* [Task description]:
Retype every line of the items below without changing anything.

───

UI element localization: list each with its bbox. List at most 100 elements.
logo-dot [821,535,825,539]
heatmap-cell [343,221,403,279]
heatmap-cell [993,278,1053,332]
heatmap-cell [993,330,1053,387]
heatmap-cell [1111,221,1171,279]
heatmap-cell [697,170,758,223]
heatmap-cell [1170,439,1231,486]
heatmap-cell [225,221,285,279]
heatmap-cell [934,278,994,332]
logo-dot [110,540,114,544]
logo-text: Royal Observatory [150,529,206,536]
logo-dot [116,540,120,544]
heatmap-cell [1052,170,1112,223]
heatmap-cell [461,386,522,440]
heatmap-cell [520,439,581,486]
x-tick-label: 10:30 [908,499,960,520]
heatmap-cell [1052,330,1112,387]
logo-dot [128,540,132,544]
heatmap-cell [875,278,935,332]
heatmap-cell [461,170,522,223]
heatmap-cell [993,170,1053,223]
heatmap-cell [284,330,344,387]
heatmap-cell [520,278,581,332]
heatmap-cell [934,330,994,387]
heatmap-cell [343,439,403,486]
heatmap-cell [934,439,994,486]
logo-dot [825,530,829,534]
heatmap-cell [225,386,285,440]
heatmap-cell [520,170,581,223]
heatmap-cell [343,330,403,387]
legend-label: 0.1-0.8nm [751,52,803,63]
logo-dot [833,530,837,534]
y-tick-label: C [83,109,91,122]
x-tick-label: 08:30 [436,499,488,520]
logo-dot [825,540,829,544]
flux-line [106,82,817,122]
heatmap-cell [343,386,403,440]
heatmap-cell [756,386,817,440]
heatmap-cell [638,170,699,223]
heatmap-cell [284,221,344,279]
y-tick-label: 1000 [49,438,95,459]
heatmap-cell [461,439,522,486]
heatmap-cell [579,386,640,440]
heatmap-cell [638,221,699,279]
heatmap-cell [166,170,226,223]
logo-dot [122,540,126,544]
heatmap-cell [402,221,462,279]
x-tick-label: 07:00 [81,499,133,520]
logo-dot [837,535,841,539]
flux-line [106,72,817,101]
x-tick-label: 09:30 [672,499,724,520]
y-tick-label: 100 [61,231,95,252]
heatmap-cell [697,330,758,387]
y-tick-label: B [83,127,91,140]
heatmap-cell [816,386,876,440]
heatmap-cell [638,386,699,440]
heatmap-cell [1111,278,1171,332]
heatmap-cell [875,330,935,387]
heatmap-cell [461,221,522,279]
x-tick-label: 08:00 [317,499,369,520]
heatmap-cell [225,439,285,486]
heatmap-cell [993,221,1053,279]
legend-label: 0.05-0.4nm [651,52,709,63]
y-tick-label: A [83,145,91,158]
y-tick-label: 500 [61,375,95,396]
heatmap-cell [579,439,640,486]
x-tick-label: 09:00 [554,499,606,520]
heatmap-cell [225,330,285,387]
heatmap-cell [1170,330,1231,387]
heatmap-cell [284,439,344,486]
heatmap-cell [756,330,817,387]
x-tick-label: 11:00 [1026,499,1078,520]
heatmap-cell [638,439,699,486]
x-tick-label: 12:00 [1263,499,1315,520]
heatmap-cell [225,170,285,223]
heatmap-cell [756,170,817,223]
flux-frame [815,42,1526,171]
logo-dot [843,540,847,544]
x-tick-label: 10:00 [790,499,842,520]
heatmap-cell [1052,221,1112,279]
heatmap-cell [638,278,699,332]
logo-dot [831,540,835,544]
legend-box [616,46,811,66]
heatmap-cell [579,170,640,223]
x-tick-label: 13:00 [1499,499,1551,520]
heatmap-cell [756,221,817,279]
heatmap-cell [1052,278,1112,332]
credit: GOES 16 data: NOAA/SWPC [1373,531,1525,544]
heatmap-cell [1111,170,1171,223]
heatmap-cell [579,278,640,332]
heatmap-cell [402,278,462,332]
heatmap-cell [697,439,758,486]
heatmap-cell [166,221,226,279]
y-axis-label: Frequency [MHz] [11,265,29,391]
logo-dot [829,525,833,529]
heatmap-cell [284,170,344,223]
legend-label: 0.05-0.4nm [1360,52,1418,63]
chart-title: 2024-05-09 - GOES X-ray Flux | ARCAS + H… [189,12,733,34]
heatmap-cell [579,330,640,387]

───

* [Written solution]:
UI element localization: list each with its bbox. List at most 100 elements.
logo-dot [821,535,825,539]
heatmap-cell [343,221,403,279]
heatmap-cell [993,278,1053,332]
heatmap-cell [993,330,1053,387]
heatmap-cell [1111,221,1171,279]
heatmap-cell [697,170,758,223]
heatmap-cell [1170,439,1231,486]
heatmap-cell [225,221,285,279]
heatmap-cell [934,278,994,332]
logo-dot [110,540,114,544]
logo-text: Royal Observatory [150,529,206,536]
logo-dot [116,540,120,544]
heatmap-cell [1052,170,1112,223]
heatmap-cell [461,386,522,440]
heatmap-cell [520,439,581,486]
x-tick-label: 10:30 [908,499,960,520]
heatmap-cell [1052,330,1112,387]
logo-dot [128,540,132,544]
heatmap-cell [875,278,935,332]
heatmap-cell [461,170,522,223]
heatmap-cell [993,170,1053,223]
heatmap-cell [284,330,344,387]
heatmap-cell [520,278,581,332]
heatmap-cell [934,330,994,387]
heatmap-cell [343,439,403,486]
heatmap-cell [934,439,994,486]
logo-dot [825,530,829,534]
heatmap-cell [225,386,285,440]
heatmap-cell [520,170,581,223]
heatmap-cell [343,330,403,387]
legend-label: 0.1-0.8nm [751,52,803,63]
logo-dot [833,530,837,534]
y-tick-label: C [83,109,91,122]
x-tick-label: 08:30 [436,499,488,520]
logo-dot [825,540,829,544]
flux-line [106,82,817,122]
heatmap-cell [343,386,403,440]
heatmap-cell [756,386,817,440]
heatmap-cell [638,170,699,223]
heatmap-cell [284,221,344,279]
y-tick-label: 1000 [49,438,95,459]
heatmap-cell [461,439,522,486]
heatmap-cell [579,386,640,440]
heatmap-cell [638,221,699,279]
heatmap-cell [166,170,226,223]
logo-dot [122,540,126,544]
heatmap-cell [402,221,462,279]
x-tick-label: 07:00 [81,499,133,520]
logo-dot [837,535,841,539]
flux-line [106,72,817,101]
x-tick-label: 09:30 [672,499,724,520]
y-tick-label: 100 [61,231,95,252]
heatmap-cell [697,330,758,387]
y-tick-label: B [83,127,91,140]
heatmap-cell [816,386,876,440]
heatmap-cell [638,386,699,440]
heatmap-cell [1111,278,1171,332]
heatmap-cell [875,330,935,387]
heatmap-cell [461,221,522,279]
x-tick-label: 08:00 [317,499,369,520]
heatmap-cell [225,439,285,486]
heatmap-cell [993,221,1053,279]
legend-label: 0.05-0.4nm [651,52,709,63]
y-tick-label: A [83,145,91,158]
y-tick-label: 500 [61,375,95,396]
heatmap-cell [579,439,640,486]
x-tick-label: 09:00 [554,499,606,520]
heatmap-cell [225,330,285,387]
heatmap-cell [1170,330,1231,387]
heatmap-cell [284,439,344,486]
heatmap-cell [756,330,817,387]
x-tick-label: 11:00 [1026,499,1078,520]
heatmap-cell [638,439,699,486]
x-tick-label: 12:00 [1263,499,1315,520]
heatmap-cell [225,170,285,223]
heatmap-cell [756,170,817,223]
flux-frame [815,42,1526,171]
logo-dot [843,540,847,544]
x-tick-label: 10:00 [790,499,842,520]
heatmap-cell [1052,221,1112,279]
heatmap-cell [638,278,699,332]
logo-dot [831,540,835,544]
legend-box [616,46,811,66]
heatmap-cell [579,170,640,223]
x-tick-label: 13:00 [1499,499,1551,520]
heatmap-cell [756,221,817,279]
heatmap-cell [1052,278,1112,332]
credit: GOES 16 data: NOAA/SWPC [1373,531,1525,544]
heatmap-cell [1111,170,1171,223]
heatmap-cell [579,278,640,332]
heatmap-cell [402,278,462,332]
heatmap-cell [697,439,758,486]
heatmap-cell [166,221,226,279]
y-axis-label: Frequency [MHz] [11,265,29,391]
logo-dot [829,525,833,529]
heatmap-cell [284,170,344,223]
legend-label: 0.05-0.4nm [1360,52,1418,63]
chart-title: 2024-05-09 - GOES X-ray Flux | ARCAS + H… [189,12,733,34]
heatmap-cell [579,330,640,387]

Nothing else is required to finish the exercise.